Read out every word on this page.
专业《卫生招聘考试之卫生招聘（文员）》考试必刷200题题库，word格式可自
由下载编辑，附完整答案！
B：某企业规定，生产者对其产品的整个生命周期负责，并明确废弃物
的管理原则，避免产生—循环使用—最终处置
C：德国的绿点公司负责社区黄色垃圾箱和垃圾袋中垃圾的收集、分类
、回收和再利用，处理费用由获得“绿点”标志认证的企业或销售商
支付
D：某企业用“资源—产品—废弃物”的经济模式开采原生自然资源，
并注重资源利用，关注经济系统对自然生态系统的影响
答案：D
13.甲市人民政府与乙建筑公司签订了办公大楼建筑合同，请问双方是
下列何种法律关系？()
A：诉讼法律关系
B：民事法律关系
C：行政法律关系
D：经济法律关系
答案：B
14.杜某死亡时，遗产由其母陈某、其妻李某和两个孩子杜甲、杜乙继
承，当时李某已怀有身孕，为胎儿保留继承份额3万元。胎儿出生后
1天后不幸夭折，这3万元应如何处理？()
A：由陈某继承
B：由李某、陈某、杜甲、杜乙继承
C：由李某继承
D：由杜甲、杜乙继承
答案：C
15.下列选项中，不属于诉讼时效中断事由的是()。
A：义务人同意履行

════════

_Problem description_
Would you reproduce the material above in full, exactly as given?

_Finished task_
Read out every word on this page.
专业《卫生招聘考试之卫生招聘（文员）》考试必刷200题题库，word格式可自
由下载编辑，附完整答案！
B：某企业规定，生产者对其产品的整个生命周期负责，并明确废弃物
的管理原则，避免产生—循环使用—最终处置
C：德国的绿点公司负责社区黄色垃圾箱和垃圾袋中垃圾的收集、分类
、回收和再利用，处理费用由获得“绿点”标志认证的企业或销售商
支付
D：某企业用“资源—产品—废弃物”的经济模式开采原生自然资源，
并注重资源利用，关注经济系统对自然生态系统的影响
答案：D
13.甲市人民政府与乙建筑公司签订了办公大楼建筑合同，请问双方是
下列何种法律关系？()
A：诉讼法律关系
B：民事法律关系
C：行政法律关系
D：经济法律关系
答案：B
14.杜某死亡时，遗产由其母陈某、其妻李某和两个孩子杜甲、杜乙继
承，当时李某已怀有身孕，为胎儿保留继承份额3万元。胎儿出生后
1天后不幸夭折，这3万元应如何处理？()
A：由陈某继承
B：由李某、陈某、杜甲、杜乙继承
C：由李某继承
D：由杜甲、杜乙继承
答案：C
15.下列选项中，不属于诉讼时效中断事由的是()。
A：义务人同意履行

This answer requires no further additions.